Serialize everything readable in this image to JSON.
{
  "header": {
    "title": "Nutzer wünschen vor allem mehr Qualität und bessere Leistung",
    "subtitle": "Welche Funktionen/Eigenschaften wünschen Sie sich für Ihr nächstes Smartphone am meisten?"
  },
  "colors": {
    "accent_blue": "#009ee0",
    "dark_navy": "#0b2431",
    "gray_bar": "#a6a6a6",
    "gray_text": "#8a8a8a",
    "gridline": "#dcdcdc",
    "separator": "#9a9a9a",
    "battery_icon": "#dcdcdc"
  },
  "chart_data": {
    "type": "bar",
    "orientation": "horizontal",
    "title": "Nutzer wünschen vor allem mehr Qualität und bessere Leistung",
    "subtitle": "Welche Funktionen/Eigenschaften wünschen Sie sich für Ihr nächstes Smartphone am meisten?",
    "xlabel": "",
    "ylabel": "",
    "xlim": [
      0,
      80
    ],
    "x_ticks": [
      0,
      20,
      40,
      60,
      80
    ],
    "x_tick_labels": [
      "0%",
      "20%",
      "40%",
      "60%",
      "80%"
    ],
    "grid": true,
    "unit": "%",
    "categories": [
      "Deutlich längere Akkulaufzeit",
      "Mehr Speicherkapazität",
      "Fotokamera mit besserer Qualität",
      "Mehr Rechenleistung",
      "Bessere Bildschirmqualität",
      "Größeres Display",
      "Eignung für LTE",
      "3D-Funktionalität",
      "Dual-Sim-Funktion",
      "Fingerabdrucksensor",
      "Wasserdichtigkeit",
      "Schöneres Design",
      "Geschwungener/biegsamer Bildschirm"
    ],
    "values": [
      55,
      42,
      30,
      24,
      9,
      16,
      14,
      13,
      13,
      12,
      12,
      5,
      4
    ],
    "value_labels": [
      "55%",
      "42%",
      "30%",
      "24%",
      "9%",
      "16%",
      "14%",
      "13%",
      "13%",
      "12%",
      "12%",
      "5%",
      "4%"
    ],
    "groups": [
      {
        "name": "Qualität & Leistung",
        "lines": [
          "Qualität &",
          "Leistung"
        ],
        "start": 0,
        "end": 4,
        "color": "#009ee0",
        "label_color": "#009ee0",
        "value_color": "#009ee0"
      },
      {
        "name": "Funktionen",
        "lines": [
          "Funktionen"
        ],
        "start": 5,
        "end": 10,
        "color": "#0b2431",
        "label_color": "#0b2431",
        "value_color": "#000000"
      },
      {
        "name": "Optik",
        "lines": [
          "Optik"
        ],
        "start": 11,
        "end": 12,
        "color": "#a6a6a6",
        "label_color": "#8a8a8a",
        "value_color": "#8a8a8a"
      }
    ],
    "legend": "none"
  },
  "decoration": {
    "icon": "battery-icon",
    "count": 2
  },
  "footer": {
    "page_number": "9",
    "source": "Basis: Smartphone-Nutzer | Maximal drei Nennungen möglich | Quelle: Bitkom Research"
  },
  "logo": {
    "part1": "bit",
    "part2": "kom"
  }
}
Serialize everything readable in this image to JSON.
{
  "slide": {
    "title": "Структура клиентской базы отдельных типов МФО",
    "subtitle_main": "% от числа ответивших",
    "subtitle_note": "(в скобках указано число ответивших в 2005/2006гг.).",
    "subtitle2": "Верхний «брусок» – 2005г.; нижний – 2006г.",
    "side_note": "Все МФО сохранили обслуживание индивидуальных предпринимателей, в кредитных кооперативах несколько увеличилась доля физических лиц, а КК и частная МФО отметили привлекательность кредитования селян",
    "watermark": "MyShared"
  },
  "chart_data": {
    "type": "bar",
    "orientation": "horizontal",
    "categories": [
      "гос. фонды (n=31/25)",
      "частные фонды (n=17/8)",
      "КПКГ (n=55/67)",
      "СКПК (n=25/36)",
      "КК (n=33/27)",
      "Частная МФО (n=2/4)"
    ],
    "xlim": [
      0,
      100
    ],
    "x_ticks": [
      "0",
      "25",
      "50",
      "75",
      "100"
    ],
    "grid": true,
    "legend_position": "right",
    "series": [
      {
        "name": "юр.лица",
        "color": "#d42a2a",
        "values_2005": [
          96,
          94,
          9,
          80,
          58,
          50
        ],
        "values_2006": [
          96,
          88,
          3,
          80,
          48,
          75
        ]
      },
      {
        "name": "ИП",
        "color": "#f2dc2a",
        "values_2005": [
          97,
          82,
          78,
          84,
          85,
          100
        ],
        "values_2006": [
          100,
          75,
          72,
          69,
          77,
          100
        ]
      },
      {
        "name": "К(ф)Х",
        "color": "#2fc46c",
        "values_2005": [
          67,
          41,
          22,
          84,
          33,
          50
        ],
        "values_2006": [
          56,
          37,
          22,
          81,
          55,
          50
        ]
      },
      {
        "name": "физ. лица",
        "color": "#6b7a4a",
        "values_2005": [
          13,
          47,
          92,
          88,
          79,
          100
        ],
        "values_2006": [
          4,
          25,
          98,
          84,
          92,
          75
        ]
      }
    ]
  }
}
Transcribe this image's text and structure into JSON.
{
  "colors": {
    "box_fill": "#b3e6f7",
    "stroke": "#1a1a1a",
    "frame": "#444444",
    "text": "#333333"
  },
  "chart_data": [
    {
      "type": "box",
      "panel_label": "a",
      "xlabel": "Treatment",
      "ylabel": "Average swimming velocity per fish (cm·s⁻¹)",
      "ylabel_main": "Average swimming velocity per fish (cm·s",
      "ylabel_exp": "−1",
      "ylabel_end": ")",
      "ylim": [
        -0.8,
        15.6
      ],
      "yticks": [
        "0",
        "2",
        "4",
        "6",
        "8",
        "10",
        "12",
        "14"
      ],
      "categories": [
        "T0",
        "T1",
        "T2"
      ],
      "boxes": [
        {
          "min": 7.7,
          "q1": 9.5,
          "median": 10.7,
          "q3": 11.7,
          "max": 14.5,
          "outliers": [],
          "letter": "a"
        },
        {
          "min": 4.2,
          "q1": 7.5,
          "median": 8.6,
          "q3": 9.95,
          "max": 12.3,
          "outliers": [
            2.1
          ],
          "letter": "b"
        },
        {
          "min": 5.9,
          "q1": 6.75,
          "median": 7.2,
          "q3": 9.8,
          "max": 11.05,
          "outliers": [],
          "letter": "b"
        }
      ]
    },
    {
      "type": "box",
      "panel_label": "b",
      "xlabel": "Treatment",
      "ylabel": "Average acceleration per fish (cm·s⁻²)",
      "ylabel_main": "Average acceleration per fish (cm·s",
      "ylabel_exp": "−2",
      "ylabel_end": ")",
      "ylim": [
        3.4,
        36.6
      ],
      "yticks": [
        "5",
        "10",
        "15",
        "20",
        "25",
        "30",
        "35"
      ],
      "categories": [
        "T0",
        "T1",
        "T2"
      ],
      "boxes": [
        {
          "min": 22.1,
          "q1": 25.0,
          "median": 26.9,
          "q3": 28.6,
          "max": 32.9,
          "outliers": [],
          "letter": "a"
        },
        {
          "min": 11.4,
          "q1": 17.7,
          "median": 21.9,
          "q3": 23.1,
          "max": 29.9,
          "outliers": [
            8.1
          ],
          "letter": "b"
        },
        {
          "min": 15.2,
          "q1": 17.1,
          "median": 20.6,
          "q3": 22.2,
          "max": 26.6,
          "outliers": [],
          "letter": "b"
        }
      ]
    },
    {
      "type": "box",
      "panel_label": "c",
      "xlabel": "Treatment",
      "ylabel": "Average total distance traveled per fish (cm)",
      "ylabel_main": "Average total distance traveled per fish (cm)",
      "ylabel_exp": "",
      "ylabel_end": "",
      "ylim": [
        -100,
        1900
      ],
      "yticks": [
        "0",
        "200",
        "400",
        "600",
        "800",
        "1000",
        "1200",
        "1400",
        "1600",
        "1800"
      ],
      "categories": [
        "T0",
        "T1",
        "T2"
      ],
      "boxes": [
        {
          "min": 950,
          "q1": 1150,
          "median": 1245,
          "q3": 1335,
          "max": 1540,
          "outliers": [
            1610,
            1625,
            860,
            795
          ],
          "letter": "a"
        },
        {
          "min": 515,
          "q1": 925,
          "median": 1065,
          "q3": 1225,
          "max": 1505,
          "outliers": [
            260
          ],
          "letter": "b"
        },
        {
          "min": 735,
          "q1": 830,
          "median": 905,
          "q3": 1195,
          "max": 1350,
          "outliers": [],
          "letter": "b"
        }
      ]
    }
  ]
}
◆ ◆ ◆ ◆
▸ Exercise
Gather and return every line that holds the string "dcdcdc".

▸ Exercise output
    "gridline": "#dcdcdc",
    "battery_icon": "#dcdcdc"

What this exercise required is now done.